◆ SOURCE PASSAGE ◆
%%

# Troubleshooting

## Introduction

Using CloudFormation deployment saves a lot of potential errors that may occur during installation, especially in the configuration of security groups and other connectivity-related issues. However, the following errors related to the following subjects may occur during installation:

* Installation logs
* AWS account limits
* AWS instance launch error
* Launch in placement group error
* Instance type not supported in AZ
* ClusterBootCondition timeout
* Clients failed to join cluster

## Installation Logs

As explained in [Self-Service Installation](https://docs.weka.io/3.14/install/aws/self-service-portal), each instance launched in a Weka CloudFormation template starts by installing Weka on itself. This is performed using a script named `wekaio-instance-boot.sh` and launched by cloud-init. All logs generated by this script are written to the instance’s Syslog.

Additionally, the [CloudWatch Logs Agent](http://docs.aws.amazon.com/AmazonCloudWatch/latest/logs/EC2NewInstanceCWL.html) is installed on each instance, dumping Syslog to CloudWatch under a log-group named`/wekaio/<stack-name>`. For example, if the stack is named`cluster1,` a log-group named `/wekaio/cluster1` should appear in CloudWatch a few moments after the template shows the instances have reached CREATE\_COMPLETE state.

%%

◆ SUPPLIED INFORMATION ◆
%%

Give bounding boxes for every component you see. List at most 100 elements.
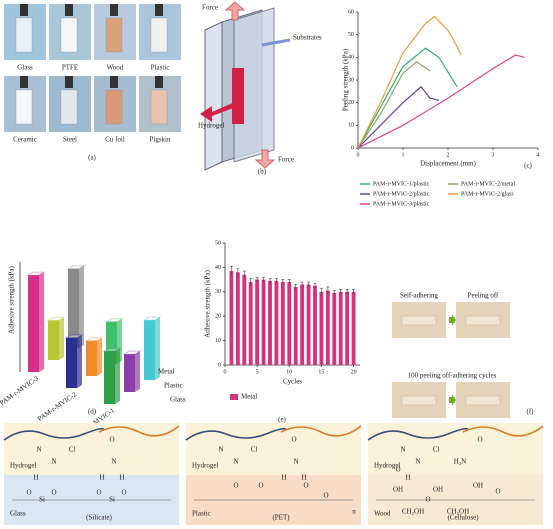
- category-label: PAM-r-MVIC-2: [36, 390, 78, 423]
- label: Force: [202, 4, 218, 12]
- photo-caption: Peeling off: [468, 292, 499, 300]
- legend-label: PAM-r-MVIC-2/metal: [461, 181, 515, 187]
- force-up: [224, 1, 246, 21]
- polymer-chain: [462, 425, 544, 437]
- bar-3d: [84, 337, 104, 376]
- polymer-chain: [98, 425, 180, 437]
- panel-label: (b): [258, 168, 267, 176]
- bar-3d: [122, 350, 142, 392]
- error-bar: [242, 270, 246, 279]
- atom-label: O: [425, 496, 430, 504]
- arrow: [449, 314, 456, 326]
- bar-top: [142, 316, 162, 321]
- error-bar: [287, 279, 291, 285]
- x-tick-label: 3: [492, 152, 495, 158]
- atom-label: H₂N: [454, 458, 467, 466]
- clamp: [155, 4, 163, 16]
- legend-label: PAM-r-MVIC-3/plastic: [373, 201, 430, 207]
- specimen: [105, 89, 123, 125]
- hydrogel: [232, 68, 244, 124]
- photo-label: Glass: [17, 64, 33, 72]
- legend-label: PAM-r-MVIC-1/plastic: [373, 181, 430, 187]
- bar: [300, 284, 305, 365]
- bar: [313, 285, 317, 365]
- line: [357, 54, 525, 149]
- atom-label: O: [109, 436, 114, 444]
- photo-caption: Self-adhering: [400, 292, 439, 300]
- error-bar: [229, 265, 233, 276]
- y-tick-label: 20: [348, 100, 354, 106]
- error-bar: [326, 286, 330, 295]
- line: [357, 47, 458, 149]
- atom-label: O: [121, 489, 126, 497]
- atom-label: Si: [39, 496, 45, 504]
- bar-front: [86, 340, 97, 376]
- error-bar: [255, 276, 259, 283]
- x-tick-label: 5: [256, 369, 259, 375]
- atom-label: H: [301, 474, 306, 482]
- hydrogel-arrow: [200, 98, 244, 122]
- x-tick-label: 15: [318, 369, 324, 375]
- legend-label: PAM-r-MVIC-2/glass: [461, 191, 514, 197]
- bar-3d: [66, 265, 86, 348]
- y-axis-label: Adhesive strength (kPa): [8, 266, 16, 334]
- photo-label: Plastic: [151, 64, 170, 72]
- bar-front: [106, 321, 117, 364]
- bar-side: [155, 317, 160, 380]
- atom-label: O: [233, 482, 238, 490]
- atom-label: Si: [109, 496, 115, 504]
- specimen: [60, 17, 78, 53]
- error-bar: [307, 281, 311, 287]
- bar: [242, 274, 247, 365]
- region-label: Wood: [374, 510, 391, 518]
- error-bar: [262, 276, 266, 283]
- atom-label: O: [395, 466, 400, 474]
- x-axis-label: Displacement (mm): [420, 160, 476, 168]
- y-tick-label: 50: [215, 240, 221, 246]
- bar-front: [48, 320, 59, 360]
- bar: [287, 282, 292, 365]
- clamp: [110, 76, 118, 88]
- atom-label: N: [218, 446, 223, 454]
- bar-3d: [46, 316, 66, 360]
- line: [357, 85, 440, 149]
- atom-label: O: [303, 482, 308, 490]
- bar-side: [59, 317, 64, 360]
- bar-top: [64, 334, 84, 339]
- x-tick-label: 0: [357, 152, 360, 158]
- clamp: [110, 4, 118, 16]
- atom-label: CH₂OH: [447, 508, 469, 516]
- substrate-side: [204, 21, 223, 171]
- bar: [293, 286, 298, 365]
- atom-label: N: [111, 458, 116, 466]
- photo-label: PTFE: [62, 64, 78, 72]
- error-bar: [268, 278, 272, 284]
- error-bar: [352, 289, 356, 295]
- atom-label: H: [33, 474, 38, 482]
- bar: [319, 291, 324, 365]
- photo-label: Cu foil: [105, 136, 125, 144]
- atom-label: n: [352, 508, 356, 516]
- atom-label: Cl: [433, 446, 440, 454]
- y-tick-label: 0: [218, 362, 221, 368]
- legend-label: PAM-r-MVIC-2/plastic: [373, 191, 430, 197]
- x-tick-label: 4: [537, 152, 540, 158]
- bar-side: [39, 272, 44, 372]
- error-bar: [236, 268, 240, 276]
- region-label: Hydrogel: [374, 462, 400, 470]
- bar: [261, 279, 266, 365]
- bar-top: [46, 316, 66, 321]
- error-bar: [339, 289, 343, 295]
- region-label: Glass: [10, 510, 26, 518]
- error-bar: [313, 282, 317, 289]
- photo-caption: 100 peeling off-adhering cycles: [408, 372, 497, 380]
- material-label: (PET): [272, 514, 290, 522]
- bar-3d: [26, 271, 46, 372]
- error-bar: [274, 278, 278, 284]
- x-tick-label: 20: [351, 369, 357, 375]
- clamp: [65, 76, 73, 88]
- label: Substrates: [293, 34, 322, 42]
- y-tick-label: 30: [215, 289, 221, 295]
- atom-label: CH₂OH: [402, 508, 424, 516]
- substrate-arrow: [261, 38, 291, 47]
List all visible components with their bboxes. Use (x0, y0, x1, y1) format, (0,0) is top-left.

%%

◆ PROBLEMS TO WORK ON ◆
1 > Can you transcribe the Weka troubleshooting page word for word, covering the stretch from "Using CloudFormation deployment" through "the instance’s Syslog."?
2 > Could you write the next part of the Weka troubleshooting page, picking up right after its final sentence?

◆ RESPONSES ◆
1 >
Using CloudFormation deployment saves a lot of potential errors that may occur during installation, especially in the configuration of security groups and other connectivity-related issues. However, the following errors related to the following subjects may occur during installation:

* Installation logs
* AWS account limits
* AWS instance launch error
* Launch in placement group error
* Instance type not supported in AZ
* ClusterBootCondition timeout
* Clients failed to join cluster

## Installation Logs

As explained in [Self-Service Installation](https://docs.weka.io/3.14/install/aws/self-service-portal), each instance launched in a Weka CloudFormation template starts by installing Weka on itself. This is performed using a script named `wekaio-instance-boot.sh` and launched by cloud-init. All logs generated by this script are written to the instance’s Syslog.

2 >
Under the log-group, there should be a log-stream for each instance Syslog matching the instance name in the CloudFormation template. For example, in a cluster with 6 backend instances, log-streams named `Backend0-syslog` through `Backend5-syslog` should be observed.

## AWS Account Limits

When deploying the stack, this error may be received in the description of a CREATE\_FAILED event for one or more instances, indicating that more instances (N) have been requested than that permitted by the current instance limit of L for the specified instance type. To request an adjustment to this limit, go to [aws.amazon.com](http://aws.amazon.com/contact-us/ec2-request) to open a support case with AWS.

## AWS Instance Launch Error

If the error *Instance i-0a41ba7327062338e failed to stabilize. Current state: shutting-down. Reason: Server.InternalError: Internal error on launch* is received, one of the instances was unable to start. This is an internal AWS error and it is necessary to try to deploy the stack again.

## Launch in Placement Group Error

If the error *We currently do not have sufficient capacity to launch all of the additional requested instances into Placement Group 'PG'* is received, it was not possible to place all the requested instances in one placement-group.

The CloudFormation template creates all instances in one placement-group to guarantee best performance. Consequently, if the deployment fails with this error, try to deploy in another AZ.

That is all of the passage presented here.